# Your objective:
Wherever "ylabel" appears in a line, copy that line.

# Records supplied:
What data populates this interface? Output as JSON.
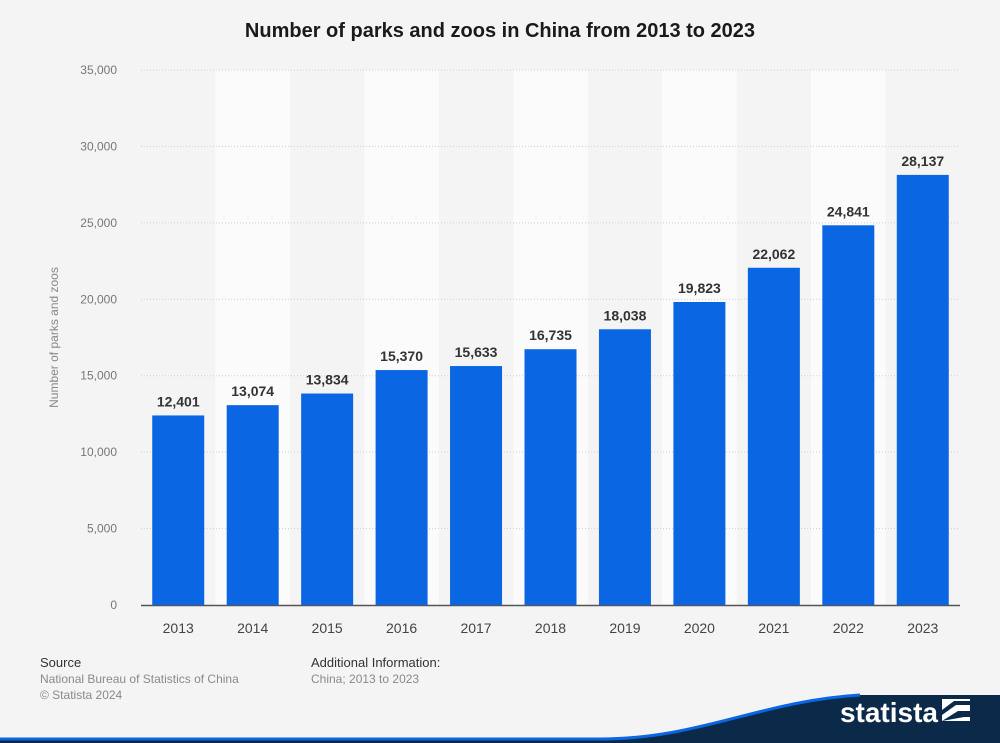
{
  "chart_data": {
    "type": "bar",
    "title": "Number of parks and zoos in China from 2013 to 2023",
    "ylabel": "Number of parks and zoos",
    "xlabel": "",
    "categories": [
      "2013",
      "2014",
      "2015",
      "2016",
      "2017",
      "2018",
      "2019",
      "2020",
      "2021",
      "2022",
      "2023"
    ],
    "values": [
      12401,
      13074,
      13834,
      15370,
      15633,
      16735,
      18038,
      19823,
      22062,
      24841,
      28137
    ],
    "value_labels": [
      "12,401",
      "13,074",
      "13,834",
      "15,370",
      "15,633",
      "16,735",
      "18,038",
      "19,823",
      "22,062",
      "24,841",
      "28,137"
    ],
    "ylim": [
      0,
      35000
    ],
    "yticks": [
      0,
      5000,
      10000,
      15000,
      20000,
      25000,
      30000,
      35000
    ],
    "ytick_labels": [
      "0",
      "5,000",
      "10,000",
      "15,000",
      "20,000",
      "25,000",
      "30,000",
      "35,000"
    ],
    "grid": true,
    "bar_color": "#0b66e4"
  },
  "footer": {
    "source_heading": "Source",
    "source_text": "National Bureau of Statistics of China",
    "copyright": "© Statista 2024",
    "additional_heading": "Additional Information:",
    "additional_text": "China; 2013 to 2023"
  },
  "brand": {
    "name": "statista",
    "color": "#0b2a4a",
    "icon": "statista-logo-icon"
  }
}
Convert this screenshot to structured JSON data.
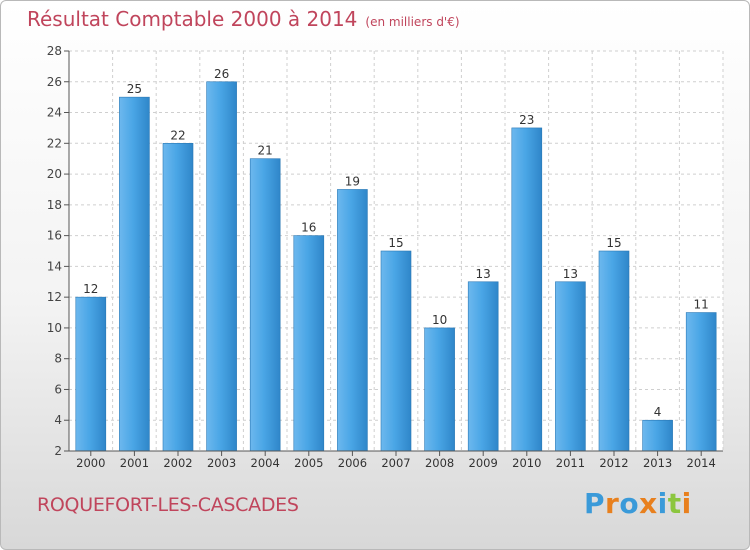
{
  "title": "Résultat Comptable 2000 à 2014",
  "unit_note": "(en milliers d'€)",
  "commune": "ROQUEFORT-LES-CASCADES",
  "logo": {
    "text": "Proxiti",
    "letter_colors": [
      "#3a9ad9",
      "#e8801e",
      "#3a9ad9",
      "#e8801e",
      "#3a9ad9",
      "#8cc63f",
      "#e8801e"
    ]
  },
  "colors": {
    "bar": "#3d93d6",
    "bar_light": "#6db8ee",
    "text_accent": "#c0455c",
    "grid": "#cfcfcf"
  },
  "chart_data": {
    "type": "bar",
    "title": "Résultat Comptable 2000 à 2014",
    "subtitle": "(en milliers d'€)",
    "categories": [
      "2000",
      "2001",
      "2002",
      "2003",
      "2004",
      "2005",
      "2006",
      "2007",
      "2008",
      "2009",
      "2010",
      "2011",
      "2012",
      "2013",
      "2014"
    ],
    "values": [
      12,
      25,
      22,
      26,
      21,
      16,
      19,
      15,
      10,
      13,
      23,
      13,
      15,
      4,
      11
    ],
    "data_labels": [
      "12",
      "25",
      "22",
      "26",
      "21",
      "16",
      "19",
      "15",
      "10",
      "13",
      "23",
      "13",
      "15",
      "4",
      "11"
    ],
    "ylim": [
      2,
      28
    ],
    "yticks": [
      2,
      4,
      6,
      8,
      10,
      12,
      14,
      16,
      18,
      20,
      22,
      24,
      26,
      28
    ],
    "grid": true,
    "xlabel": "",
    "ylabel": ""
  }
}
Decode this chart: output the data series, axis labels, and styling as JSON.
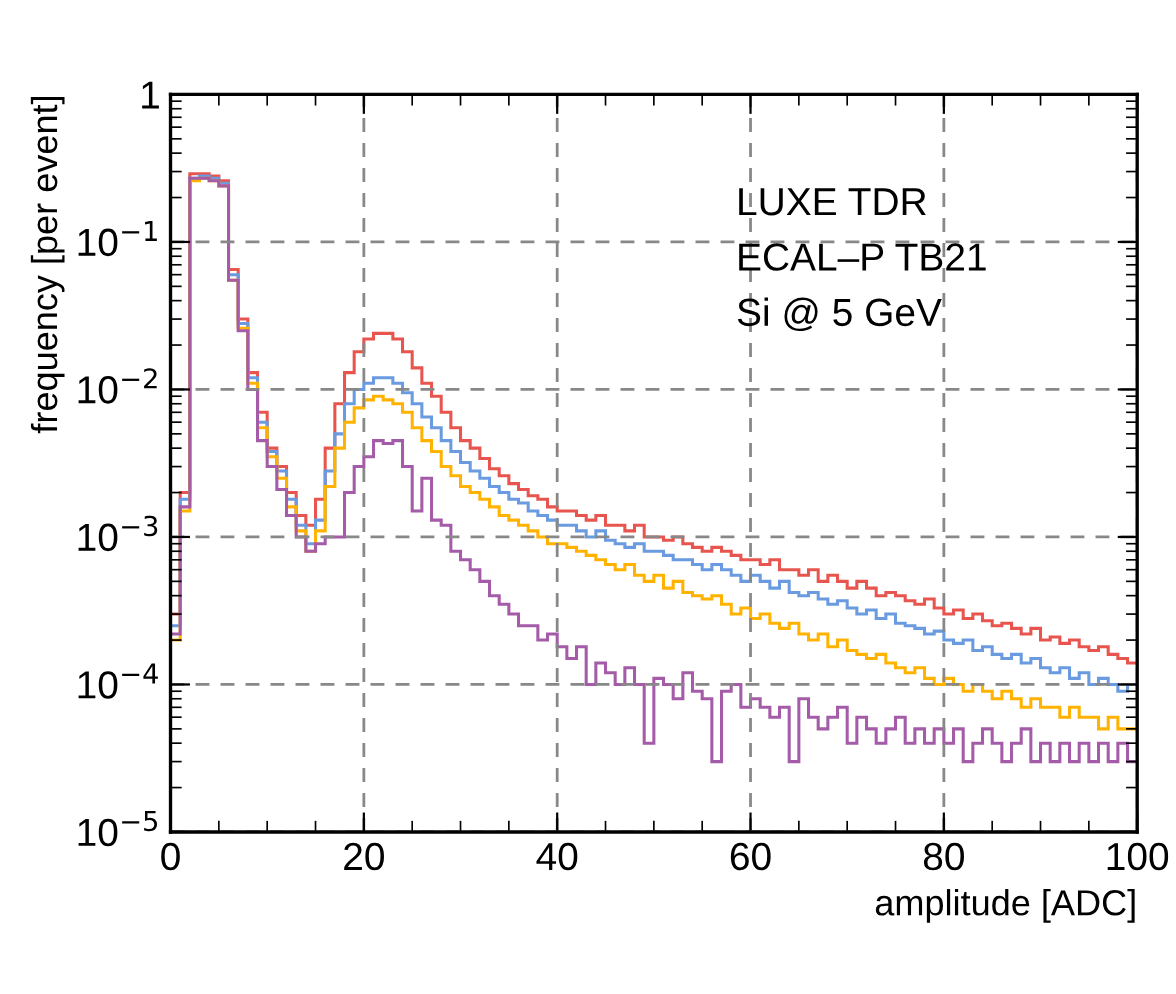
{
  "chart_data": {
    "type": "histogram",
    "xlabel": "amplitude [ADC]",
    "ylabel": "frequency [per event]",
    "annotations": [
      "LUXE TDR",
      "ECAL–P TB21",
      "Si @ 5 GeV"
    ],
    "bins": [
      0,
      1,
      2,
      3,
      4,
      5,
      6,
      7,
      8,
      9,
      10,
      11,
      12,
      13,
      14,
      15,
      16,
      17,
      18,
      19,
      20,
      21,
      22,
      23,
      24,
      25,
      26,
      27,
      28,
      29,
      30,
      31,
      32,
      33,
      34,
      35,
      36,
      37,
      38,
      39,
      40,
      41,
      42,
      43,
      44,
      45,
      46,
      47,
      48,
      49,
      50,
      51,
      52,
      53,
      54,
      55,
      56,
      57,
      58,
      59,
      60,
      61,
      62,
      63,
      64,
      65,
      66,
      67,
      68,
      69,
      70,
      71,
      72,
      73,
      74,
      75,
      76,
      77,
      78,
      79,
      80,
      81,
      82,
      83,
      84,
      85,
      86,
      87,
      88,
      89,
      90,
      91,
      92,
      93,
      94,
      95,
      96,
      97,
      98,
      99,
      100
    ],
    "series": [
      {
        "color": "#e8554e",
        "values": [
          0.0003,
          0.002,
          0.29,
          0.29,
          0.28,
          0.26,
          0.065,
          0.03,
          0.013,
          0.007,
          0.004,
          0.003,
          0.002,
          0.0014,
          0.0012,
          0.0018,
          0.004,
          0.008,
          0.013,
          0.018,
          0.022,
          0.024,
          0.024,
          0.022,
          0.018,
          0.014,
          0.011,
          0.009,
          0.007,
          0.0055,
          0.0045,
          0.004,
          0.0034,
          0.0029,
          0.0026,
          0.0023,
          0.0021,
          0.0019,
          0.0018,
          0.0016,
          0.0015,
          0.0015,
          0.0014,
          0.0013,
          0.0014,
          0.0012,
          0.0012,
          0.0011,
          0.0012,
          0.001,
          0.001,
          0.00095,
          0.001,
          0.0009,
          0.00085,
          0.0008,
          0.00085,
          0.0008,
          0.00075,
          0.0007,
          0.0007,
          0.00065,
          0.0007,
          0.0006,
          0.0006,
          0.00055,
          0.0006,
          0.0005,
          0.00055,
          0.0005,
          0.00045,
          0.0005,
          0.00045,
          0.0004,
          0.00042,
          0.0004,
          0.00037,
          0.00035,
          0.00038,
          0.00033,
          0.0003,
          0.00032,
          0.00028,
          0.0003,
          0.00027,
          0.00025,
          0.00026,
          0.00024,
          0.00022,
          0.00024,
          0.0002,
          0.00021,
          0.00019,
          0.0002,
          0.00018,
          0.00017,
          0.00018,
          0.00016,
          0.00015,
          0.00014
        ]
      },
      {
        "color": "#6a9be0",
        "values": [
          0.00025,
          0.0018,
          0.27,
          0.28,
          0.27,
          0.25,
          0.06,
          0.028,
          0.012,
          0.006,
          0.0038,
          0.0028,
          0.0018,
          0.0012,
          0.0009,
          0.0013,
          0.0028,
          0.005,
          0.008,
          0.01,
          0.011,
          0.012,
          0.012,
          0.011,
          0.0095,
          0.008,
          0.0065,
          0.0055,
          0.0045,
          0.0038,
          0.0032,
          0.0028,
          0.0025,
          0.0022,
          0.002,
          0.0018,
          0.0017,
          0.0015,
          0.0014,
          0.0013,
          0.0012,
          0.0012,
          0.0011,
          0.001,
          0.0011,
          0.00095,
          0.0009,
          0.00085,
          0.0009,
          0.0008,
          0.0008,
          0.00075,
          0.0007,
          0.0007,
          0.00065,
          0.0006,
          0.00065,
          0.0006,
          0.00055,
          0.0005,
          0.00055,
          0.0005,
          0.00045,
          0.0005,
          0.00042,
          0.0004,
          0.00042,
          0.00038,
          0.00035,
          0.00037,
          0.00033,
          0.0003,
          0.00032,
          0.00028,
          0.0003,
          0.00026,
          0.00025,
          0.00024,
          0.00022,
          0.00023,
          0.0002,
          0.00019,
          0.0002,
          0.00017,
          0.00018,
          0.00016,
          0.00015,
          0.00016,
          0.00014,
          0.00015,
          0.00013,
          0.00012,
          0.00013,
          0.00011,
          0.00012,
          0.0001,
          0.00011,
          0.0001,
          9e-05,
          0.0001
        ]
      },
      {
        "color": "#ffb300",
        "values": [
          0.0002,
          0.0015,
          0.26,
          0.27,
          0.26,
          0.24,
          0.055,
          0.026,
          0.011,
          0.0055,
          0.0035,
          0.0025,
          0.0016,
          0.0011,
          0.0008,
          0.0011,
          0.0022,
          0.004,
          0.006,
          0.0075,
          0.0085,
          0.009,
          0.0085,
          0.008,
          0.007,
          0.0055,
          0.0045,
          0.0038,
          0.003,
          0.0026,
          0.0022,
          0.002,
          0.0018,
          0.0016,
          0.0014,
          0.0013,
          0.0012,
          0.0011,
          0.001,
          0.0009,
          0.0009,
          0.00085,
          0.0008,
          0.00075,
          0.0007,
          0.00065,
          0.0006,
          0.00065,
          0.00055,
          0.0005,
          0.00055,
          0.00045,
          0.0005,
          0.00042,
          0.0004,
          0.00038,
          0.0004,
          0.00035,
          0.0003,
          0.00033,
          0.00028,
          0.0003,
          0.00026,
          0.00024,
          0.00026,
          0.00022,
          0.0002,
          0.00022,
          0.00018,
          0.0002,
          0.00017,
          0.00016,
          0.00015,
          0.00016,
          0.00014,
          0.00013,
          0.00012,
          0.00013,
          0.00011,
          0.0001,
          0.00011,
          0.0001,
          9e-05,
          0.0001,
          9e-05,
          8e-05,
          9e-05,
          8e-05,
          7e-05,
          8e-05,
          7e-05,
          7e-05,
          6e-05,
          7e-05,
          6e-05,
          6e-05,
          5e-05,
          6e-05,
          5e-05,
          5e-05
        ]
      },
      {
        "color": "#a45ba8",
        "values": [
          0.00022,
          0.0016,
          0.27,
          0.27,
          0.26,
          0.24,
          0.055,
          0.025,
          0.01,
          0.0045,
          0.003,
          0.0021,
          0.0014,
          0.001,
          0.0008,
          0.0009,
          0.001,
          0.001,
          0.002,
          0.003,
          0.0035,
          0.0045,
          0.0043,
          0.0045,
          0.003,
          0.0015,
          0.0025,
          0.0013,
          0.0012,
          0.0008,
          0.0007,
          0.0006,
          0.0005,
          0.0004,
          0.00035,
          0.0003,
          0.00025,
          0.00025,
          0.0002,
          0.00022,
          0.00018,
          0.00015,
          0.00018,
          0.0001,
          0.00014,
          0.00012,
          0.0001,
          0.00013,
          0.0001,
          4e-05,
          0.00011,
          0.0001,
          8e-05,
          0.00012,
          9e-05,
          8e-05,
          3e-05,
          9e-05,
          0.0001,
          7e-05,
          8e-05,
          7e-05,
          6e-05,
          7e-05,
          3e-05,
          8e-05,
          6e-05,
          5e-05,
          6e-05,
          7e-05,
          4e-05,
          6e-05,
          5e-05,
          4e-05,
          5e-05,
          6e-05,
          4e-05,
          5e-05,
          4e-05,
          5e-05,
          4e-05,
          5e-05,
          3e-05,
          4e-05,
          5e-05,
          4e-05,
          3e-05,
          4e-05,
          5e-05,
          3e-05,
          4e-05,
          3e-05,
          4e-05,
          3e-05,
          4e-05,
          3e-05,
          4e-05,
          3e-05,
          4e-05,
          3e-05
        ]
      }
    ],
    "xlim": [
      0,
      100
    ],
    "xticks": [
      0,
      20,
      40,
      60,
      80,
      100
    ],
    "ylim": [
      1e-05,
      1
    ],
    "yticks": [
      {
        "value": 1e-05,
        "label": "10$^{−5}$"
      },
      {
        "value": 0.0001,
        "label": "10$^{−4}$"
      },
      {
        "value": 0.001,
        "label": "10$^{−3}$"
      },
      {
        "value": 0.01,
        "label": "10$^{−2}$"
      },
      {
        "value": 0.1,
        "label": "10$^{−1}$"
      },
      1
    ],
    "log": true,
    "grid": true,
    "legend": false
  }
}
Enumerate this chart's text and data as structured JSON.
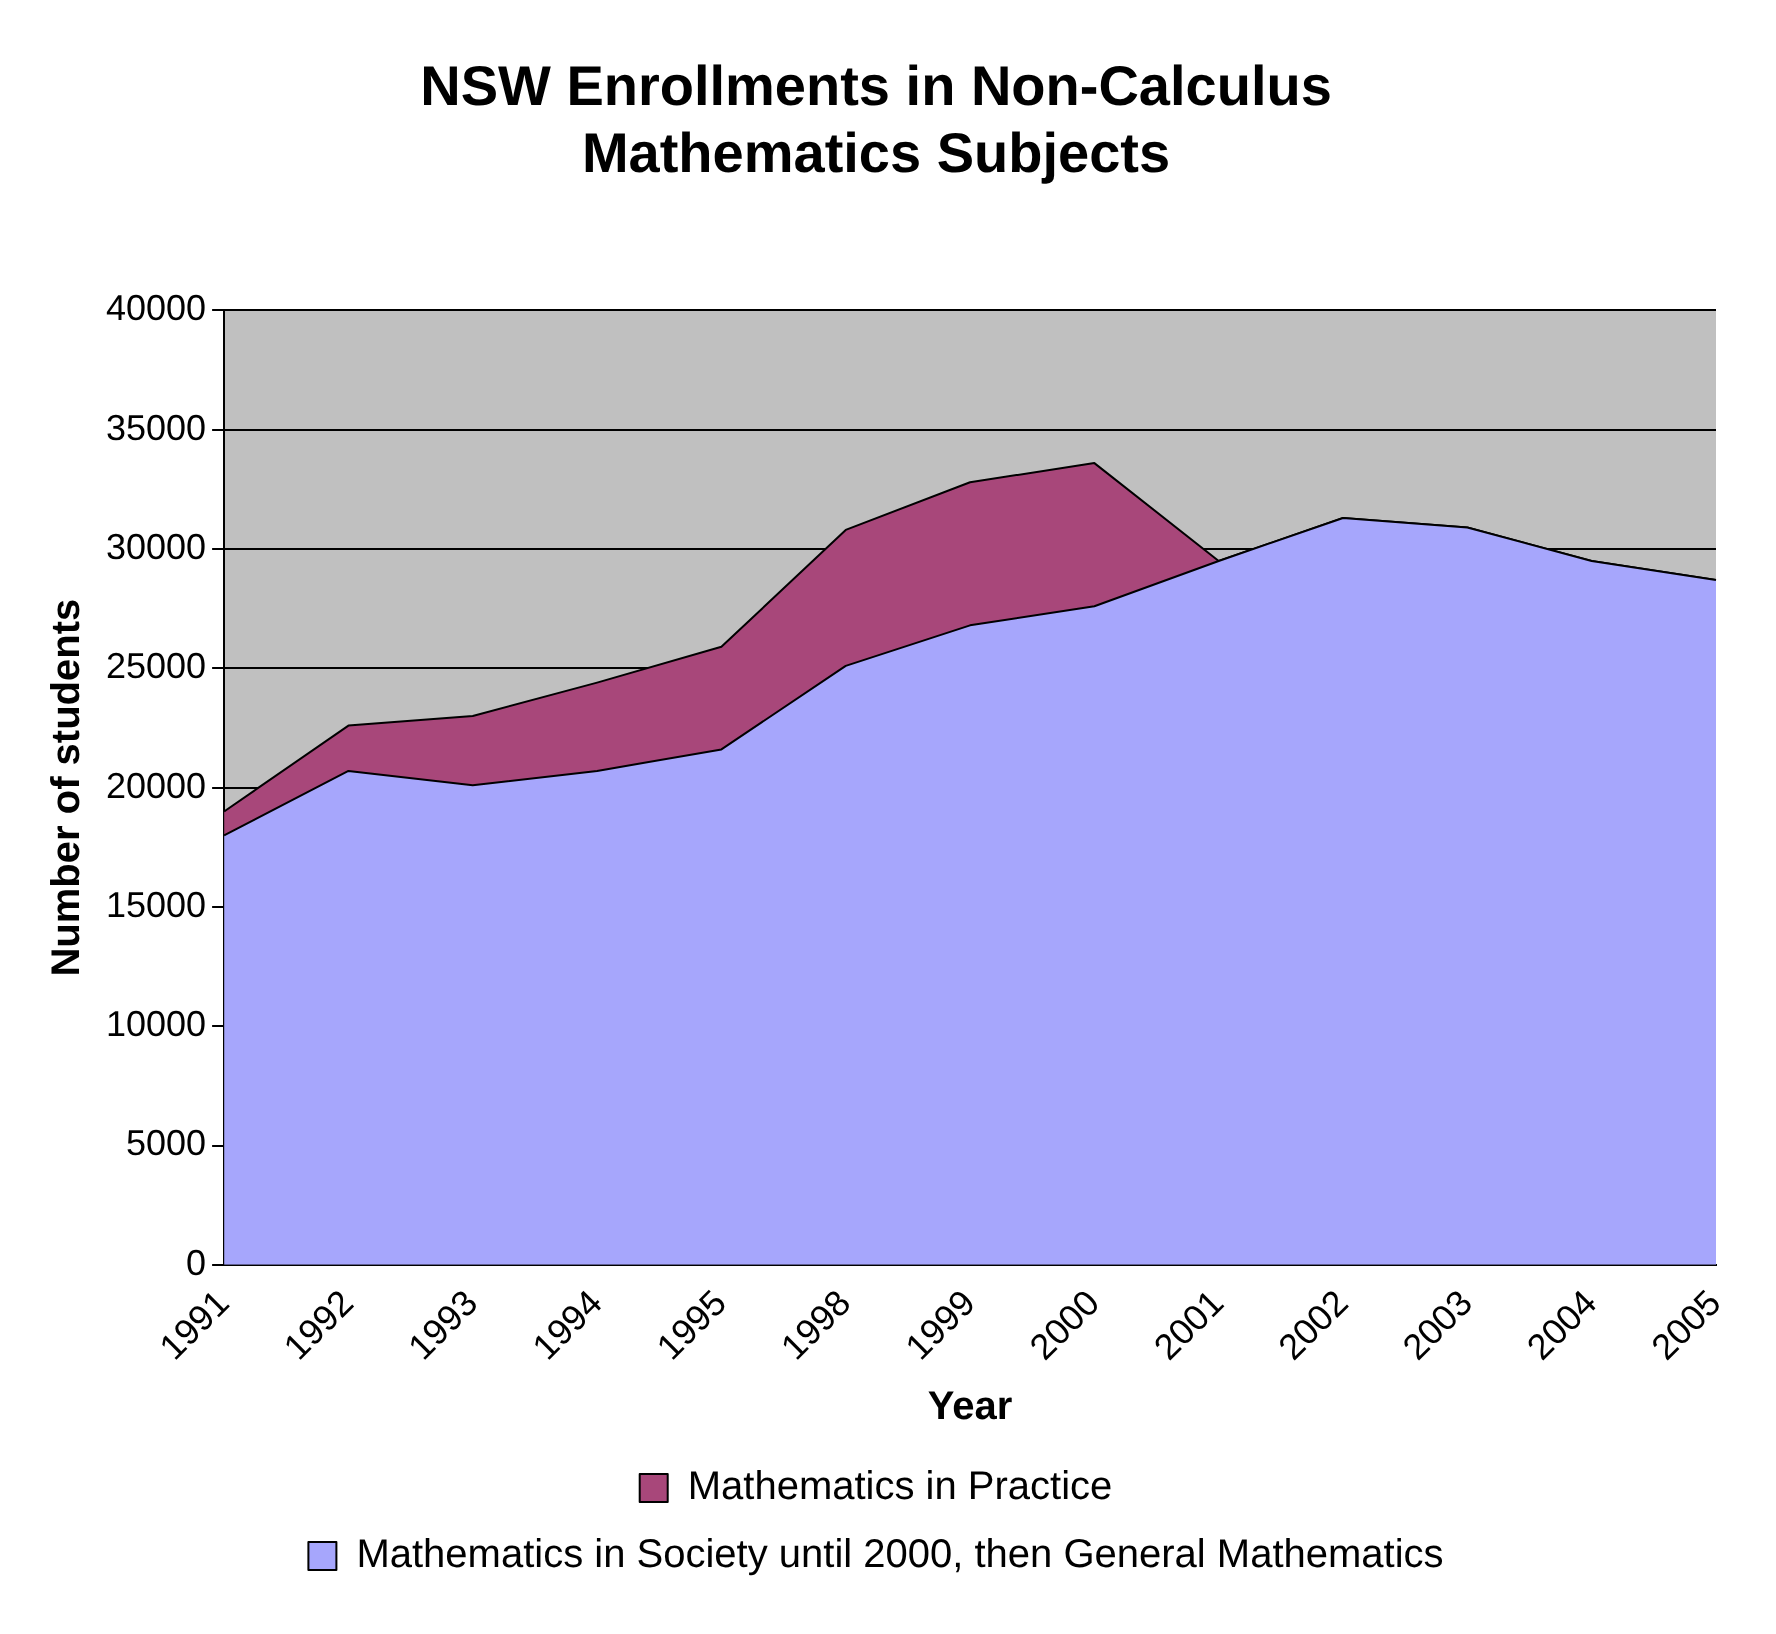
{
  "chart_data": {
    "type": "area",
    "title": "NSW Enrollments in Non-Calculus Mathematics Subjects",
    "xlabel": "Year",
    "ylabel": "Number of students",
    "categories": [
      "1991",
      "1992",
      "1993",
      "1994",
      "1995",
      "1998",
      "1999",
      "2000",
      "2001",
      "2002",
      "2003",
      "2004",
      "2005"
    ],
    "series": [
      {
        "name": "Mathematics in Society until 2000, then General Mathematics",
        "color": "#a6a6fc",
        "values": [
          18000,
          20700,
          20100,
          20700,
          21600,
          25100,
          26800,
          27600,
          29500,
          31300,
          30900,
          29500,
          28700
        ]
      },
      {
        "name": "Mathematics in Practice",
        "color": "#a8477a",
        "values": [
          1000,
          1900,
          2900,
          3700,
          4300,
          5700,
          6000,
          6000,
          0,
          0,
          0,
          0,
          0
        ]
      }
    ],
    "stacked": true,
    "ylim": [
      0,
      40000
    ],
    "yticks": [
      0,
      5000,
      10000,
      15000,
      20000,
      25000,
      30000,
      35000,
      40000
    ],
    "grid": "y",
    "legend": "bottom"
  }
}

# Response:
    "ylabel": "Number of parks and zoos",
    "ylabel": ""
    "ylabel": "frequency [per event]",
    "ylabel": "Number of students",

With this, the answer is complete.